EXERCISE REQUIREMENTS:
Set down each record exactly as written.

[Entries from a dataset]
* * * * * * *
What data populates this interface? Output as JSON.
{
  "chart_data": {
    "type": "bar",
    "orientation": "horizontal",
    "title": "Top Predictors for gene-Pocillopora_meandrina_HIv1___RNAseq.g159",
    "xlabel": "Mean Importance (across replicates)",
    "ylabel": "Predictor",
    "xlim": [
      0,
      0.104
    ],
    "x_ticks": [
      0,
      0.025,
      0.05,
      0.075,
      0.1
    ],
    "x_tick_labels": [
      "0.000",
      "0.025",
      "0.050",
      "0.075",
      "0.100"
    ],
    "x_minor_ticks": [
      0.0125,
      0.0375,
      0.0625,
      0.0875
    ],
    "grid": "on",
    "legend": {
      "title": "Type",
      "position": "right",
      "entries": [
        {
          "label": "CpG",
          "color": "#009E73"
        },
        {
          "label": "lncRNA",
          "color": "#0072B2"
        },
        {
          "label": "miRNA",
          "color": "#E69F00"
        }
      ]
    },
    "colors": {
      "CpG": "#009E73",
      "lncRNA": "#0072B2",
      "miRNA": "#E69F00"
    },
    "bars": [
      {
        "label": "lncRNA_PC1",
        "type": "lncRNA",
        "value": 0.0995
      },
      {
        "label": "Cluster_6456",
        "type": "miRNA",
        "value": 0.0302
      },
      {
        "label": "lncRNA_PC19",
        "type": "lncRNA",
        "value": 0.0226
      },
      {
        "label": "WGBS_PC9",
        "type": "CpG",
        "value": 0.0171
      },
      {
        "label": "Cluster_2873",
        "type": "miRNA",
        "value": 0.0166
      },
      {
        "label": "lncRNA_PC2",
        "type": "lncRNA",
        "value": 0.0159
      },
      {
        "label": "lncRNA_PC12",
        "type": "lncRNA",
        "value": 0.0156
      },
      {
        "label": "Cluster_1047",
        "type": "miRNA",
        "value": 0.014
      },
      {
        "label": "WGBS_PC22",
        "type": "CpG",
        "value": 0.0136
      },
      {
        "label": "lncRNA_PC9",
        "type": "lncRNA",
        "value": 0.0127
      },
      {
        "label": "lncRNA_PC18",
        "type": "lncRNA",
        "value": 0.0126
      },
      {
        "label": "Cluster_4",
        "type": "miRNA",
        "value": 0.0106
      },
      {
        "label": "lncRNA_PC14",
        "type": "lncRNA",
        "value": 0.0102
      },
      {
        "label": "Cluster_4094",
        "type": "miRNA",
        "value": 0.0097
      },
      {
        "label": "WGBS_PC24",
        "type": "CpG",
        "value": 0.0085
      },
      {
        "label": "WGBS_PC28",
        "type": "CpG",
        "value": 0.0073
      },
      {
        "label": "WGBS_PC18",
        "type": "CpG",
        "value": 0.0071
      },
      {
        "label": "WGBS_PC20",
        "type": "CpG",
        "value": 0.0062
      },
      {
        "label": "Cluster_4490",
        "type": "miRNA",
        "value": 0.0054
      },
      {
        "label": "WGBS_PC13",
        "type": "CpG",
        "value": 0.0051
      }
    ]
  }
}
* * * * * * *
CORRECT RESULT:
What data populates this interface? Output as JSON.
{
  "chart_data": {
    "type": "bar",
    "orientation": "horizontal",
    "title": "Top Predictors for gene-Pocillopora_meandrina_HIv1___RNAseq.g159",
    "xlabel": "Mean Importance (across replicates)",
    "ylabel": "Predictor",
    "xlim": [
      0,
      0.104
    ],
    "x_ticks": [
      0,
      0.025,
      0.05,
      0.075,
      0.1
    ],
    "x_tick_labels": [
      "0.000",
      "0.025",
      "0.050",
      "0.075",
      "0.100"
    ],
    "x_minor_ticks": [
      0.0125,
      0.0375,
      0.0625,
      0.0875
    ],
    "grid": "on",
    "legend": {
      "title": "Type",
      "position": "right",
      "entries": [
        {
          "label": "CpG",
          "color": "#009E73"
        },
        {
          "label": "lncRNA",
          "color": "#0072B2"
        },
        {
          "label": "miRNA",
          "color": "#E69F00"
        }
      ]
    },
    "colors": {
      "CpG": "#009E73",
      "lncRNA": "#0072B2",
      "miRNA": "#E69F00"
    },
    "bars": [
      {
        "label": "lncRNA_PC1",
        "type": "lncRNA",
        "value": 0.0995
      },
      {
        "label": "Cluster_6456",
        "type": "miRNA",
        "value": 0.0302
      },
      {
        "label": "lncRNA_PC19",
        "type": "lncRNA",
        "value": 0.0226
      },
      {
        "label": "WGBS_PC9",
        "type": "CpG",
        "value": 0.0171
      },
      {
        "label": "Cluster_2873",
        "type": "miRNA",
        "value": 0.0166
      },
      {
        "label": "lncRNA_PC2",
        "type": "lncRNA",
        "value": 0.0159
      },
      {
        "label": "lncRNA_PC12",
        "type": "lncRNA",
        "value": 0.0156
      },
      {
        "label": "Cluster_1047",
        "type": "miRNA",
        "value": 0.014
      },
      {
        "label": "WGBS_PC22",
        "type": "CpG",
        "value": 0.0136
      },
      {
        "label": "lncRNA_PC9",
        "type": "lncRNA",
        "value": 0.0127
      },
      {
        "label": "lncRNA_PC18",
        "type": "lncRNA",
        "value": 0.0126
      },
      {
        "label": "Cluster_4",
        "type": "miRNA",
        "value": 0.0106
      },
      {
        "label": "lncRNA_PC14",
        "type": "lncRNA",
        "value": 0.0102
      },
      {
        "label": "Cluster_4094",
        "type": "miRNA",
        "value": 0.0097
      },
      {
        "label": "WGBS_PC24",
        "type": "CpG",
        "value": 0.0085
      },
      {
        "label": "WGBS_PC28",
        "type": "CpG",
        "value": 0.0073
      },
      {
        "label": "WGBS_PC18",
        "type": "CpG",
        "value": 0.0071
      },
      {
        "label": "WGBS_PC20",
        "type": "CpG",
        "value": 0.0062
      },
      {
        "label": "Cluster_4490",
        "type": "miRNA",
        "value": 0.0054
      },
      {
        "label": "WGBS_PC13",
        "type": "CpG",
        "value": 0.0051
      }
    ]
  }
}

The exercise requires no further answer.